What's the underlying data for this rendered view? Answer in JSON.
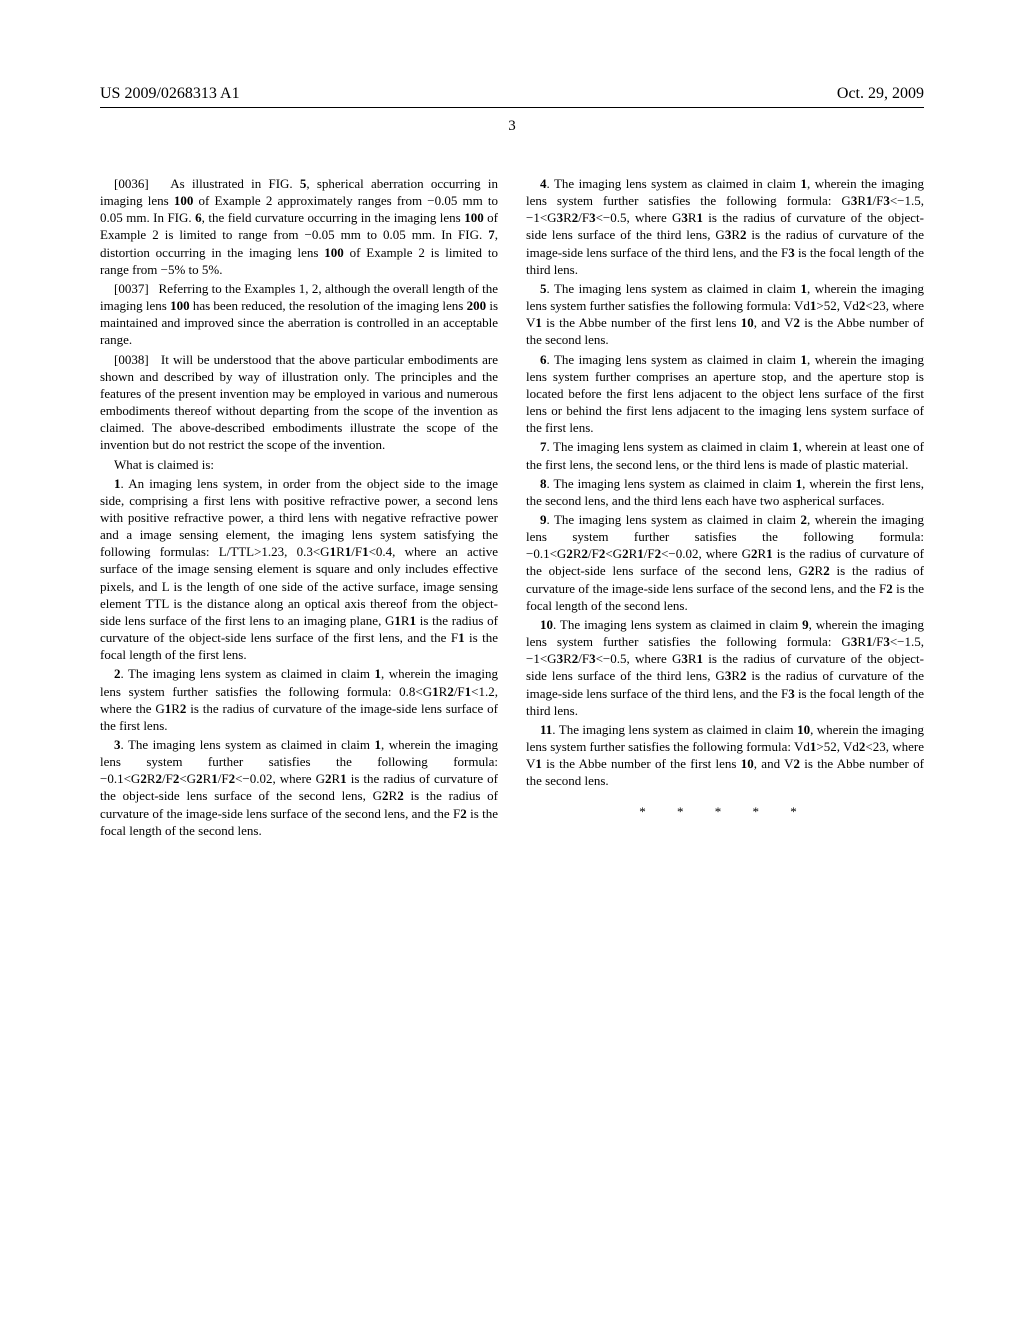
{
  "header": {
    "left": "US 2009/0268313 A1",
    "right": "Oct. 29, 2009"
  },
  "page_number": "3",
  "left_column": {
    "para36_num": "[0036]",
    "para36": " As illustrated in FIG. 5, spherical aberration occurring in imaging lens 100 of Example 2 approximately ranges from −0.05 mm to 0.05 mm. In FIG. 6, the field curvature occurring in the imaging lens 100 of Example 2 is limited to range from −0.05 mm to 0.05 mm. In FIG. 7, distortion occurring in the imaging lens 100 of Example 2 is limited to range from −5% to 5%.",
    "para37_num": "[0037]",
    "para37": " Referring to the Examples 1, 2, although the overall length of the imaging lens 100 has been reduced, the resolution of the imaging lens 200 is maintained and improved since the aberration is controlled in an acceptable range.",
    "para38_num": "[0038]",
    "para38": " It will be understood that the above particular embodiments are shown and described by way of illustration only. The principles and the features of the present invention may be employed in various and numerous embodiments thereof without departing from the scope of the invention as claimed. The above-described embodiments illustrate the scope of the invention but do not restrict the scope of the invention.",
    "claim_intro": "What is claimed is:",
    "claim1_num": "1",
    "claim1": ". An imaging lens system, in order from the object side to the image side, comprising a first lens with positive refractive power, a second lens with positive refractive power, a third lens with negative refractive power and a image sensing element, the imaging lens system satisfying the following formulas: L/TTL>1.23, 0.3<G1R1/F1<0.4, where an active surface of the image sensing element is square and only includes effective pixels, and L is the length of one side of the active surface, image sensing element TTL is the distance along an optical axis thereof from the object-side lens surface of the first lens to an imaging plane, G1R1 is the radius of curvature of the object-side lens surface of the first lens, and the F1 is the focal length of the first lens.",
    "claim2_num": "2",
    "claim2": ". The imaging lens system as claimed in claim 1, wherein the imaging lens system further satisfies the following formula: 0.8<G1R2/F1<1.2, where the G1R2 is the radius of curvature of the image-side lens surface of the first lens.",
    "claim3_num": "3",
    "claim3": ". The imaging lens system as claimed in claim 1, wherein the imaging lens system further satisfies the following formula: −0.1<G2R2/F2<G2R1/F2<−0.02, where G2R1 is the radius of curvature of the object-side lens surface of the second lens, G2R2 is the radius of curvature of the image-side lens surface of the second lens, and the F2 is the focal length of the second lens."
  },
  "right_column": {
    "claim4_num": "4",
    "claim4": ". The imaging lens system as claimed in claim 1, wherein the imaging lens system further satisfies the following formula: G3R1/F3<−1.5, −1<G3R2/F3<−0.5, where G3R1 is the radius of curvature of the object-side lens surface of the third lens, G3R2 is the radius of curvature of the image-side lens surface of the third lens, and the F3 is the focal length of the third lens.",
    "claim5_num": "5",
    "claim5": ". The imaging lens system as claimed in claim 1, wherein the imaging lens system further satisfies the following formula: Vd1>52, Vd2<23, where V1 is the Abbe number of the first lens 10, and V2 is the Abbe number of the second lens.",
    "claim6_num": "6",
    "claim6": ". The imaging lens system as claimed in claim 1, wherein the imaging lens system further comprises an aperture stop, and the aperture stop is located before the first lens adjacent to the object lens surface of the first lens or behind the first lens adjacent to the imaging lens system surface of the first lens.",
    "claim7_num": "7",
    "claim7": ". The imaging lens system as claimed in claim 1, wherein at least one of the first lens, the second lens, or the third lens is made of plastic material.",
    "claim8_num": "8",
    "claim8": ". The imaging lens system as claimed in claim 1, wherein the first lens, the second lens, and the third lens each have two aspherical surfaces.",
    "claim9_num": "9",
    "claim9": ". The imaging lens system as claimed in claim 2, wherein the imaging lens system further satisfies the following formula: −0.1<G2R2/F2<G2R1/F2<−0.02, where G2R1 is the radius of curvature of the object-side lens surface of the second lens, G2R2 is the radius of curvature of the image-side lens surface of the second lens, and the F2 is the focal length of the second lens.",
    "claim10_num": "10",
    "claim10": ". The imaging lens system as claimed in claim 9, wherein the imaging lens system further satisfies the following formula: G3R1/F3<−1.5, −1<G3R2/F3<−0.5, where G3R1 is the radius of curvature of the object-side lens surface of the third lens, G3R2 is the radius of curvature of the image-side lens surface of the third lens, and the F3 is the focal length of the third lens.",
    "claim11_num": "11",
    "claim11": ". The imaging lens system as claimed in claim 10, wherein the imaging lens system further satisfies the following formula: Vd1>52, Vd2<23, where V1 is the Abbe number of the first lens 10, and V2 is the Abbe number of the second lens.",
    "end_marks": "* * * * *"
  }
}
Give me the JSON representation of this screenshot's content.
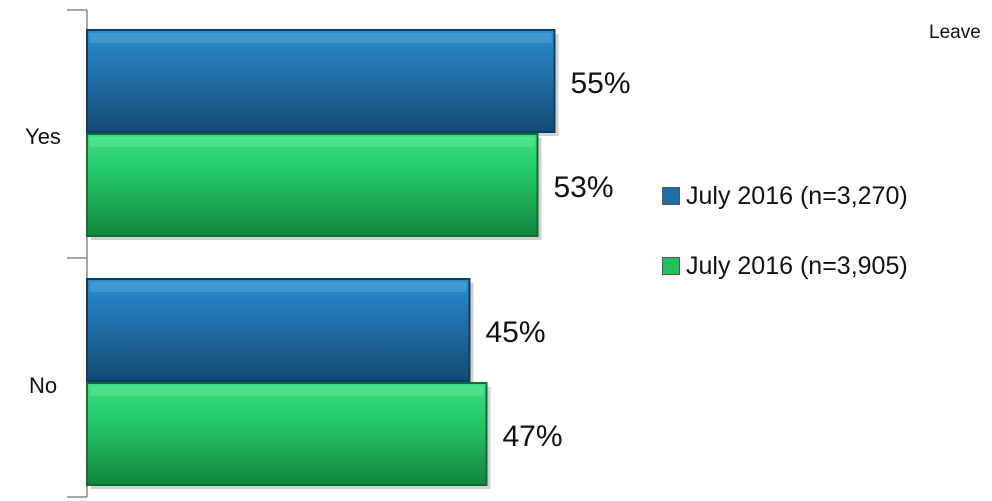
{
  "corner_text": "Leave",
  "colors": {
    "blue": "#1f6fa8",
    "green": "#22c263"
  },
  "chart_data": {
    "type": "bar",
    "orientation": "horizontal",
    "categories": [
      "Yes",
      "No"
    ],
    "series": [
      {
        "name": "July 2016 (n=3,270)",
        "values": [
          55,
          45
        ],
        "labels": [
          "55%",
          "45%"
        ],
        "color": "#1f6fa8"
      },
      {
        "name": "July 2016 (n=3,905)",
        "values": [
          53,
          47
        ],
        "labels": [
          "53%",
          "47%"
        ],
        "color": "#22c263"
      }
    ],
    "title": "",
    "xlabel": "",
    "ylabel": "",
    "xlim": [
      0,
      100
    ],
    "legend": "right",
    "grid": false
  }
}
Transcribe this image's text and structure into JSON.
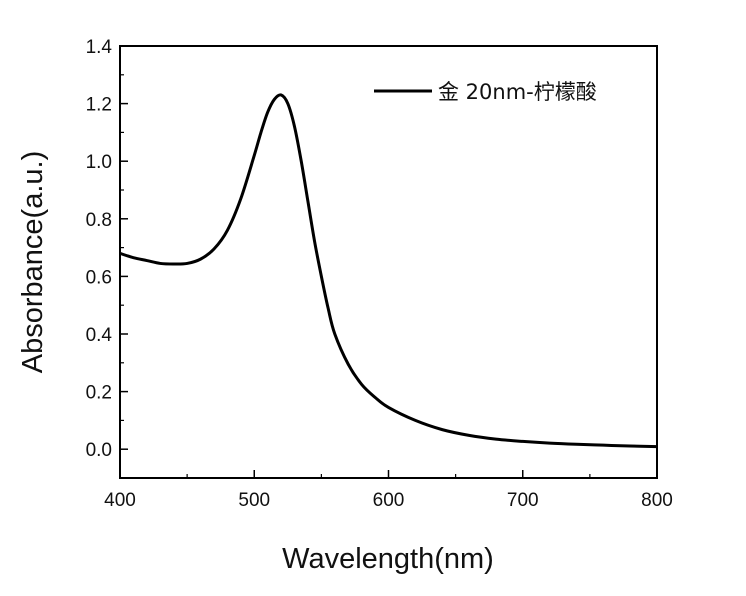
{
  "chart_data": {
    "type": "line",
    "title": "",
    "xlabel": "Wavelength(nm)",
    "ylabel": "Absorbance(a.u.)",
    "xlim": [
      400,
      800
    ],
    "ylim": [
      -0.1,
      1.4
    ],
    "xticks": [
      400,
      500,
      600,
      700,
      800
    ],
    "xtick_labels": [
      "400",
      "500",
      "600",
      "700",
      "800"
    ],
    "yticks": [
      0.0,
      0.2,
      0.4,
      0.6,
      0.8,
      1.0,
      1.2,
      1.4
    ],
    "ytick_labels": [
      "0.0",
      "0.2",
      "0.4",
      "0.6",
      "0.8",
      "1.0",
      "1.2",
      "1.4"
    ],
    "grid": false,
    "legend_position": "top-right",
    "series": [
      {
        "name": "金 20nm-柠檬酸",
        "color": "#000000",
        "x": [
          400,
          410,
          420,
          430,
          440,
          450,
          460,
          470,
          480,
          490,
          500,
          505,
          510,
          515,
          520,
          525,
          530,
          535,
          540,
          545,
          550,
          555,
          560,
          570,
          580,
          590,
          600,
          620,
          640,
          660,
          680,
          700,
          720,
          740,
          760,
          780,
          800
        ],
        "values": [
          0.68,
          0.665,
          0.655,
          0.645,
          0.643,
          0.645,
          0.66,
          0.695,
          0.76,
          0.87,
          1.02,
          1.1,
          1.17,
          1.215,
          1.23,
          1.2,
          1.12,
          1.0,
          0.86,
          0.72,
          0.6,
          0.49,
          0.4,
          0.295,
          0.225,
          0.18,
          0.145,
          0.1,
          0.068,
          0.048,
          0.035,
          0.027,
          0.021,
          0.017,
          0.014,
          0.011,
          0.009
        ]
      }
    ]
  }
}
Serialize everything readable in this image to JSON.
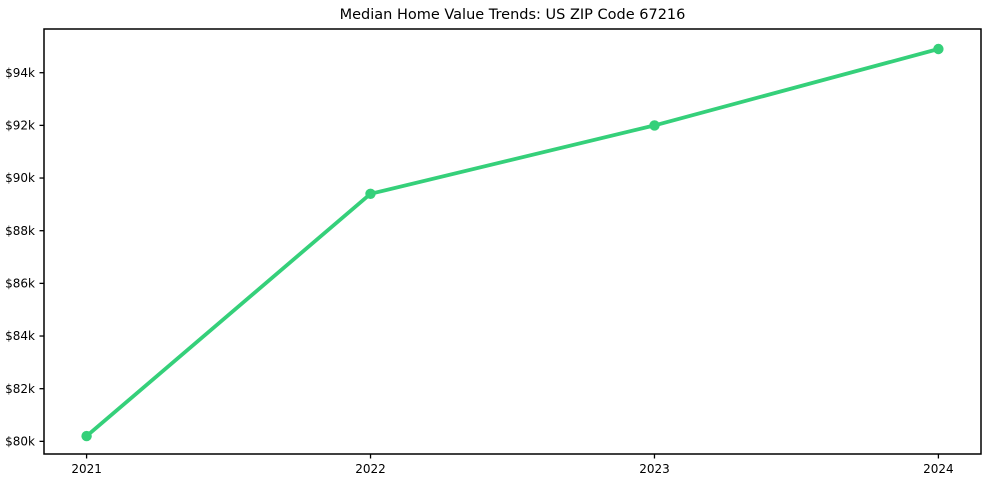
{
  "chart": {
    "title": "Median Home Value Trends: US ZIP Code 67216"
  },
  "chart_data": {
    "type": "line",
    "title": "Median Home Value Trends: US ZIP Code 67216",
    "x": [
      2021,
      2022,
      2023,
      2024
    ],
    "y": [
      80200,
      89400,
      92000,
      94900
    ],
    "x_tick_labels": [
      "2021",
      "2022",
      "2023",
      "2024"
    ],
    "y_ticks": [
      80000,
      82000,
      84000,
      86000,
      88000,
      90000,
      92000,
      94000
    ],
    "y_tick_labels": [
      "$80k",
      "$82k",
      "$84k",
      "$86k",
      "$88k",
      "$90k",
      "$92k",
      "$94k"
    ],
    "xlim": [
      2020.85,
      2024.15
    ],
    "ylim": [
      79520,
      95660
    ],
    "xlabel": "",
    "ylabel": "",
    "grid": false,
    "line_color": "#35d07a",
    "axis_color": "#000000",
    "background_color": "#ffffff",
    "marker": "circle"
  }
}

> Task goal
Give the count of lines in the data above that hold the string "name", with no additional words.

> Output for this exercise
3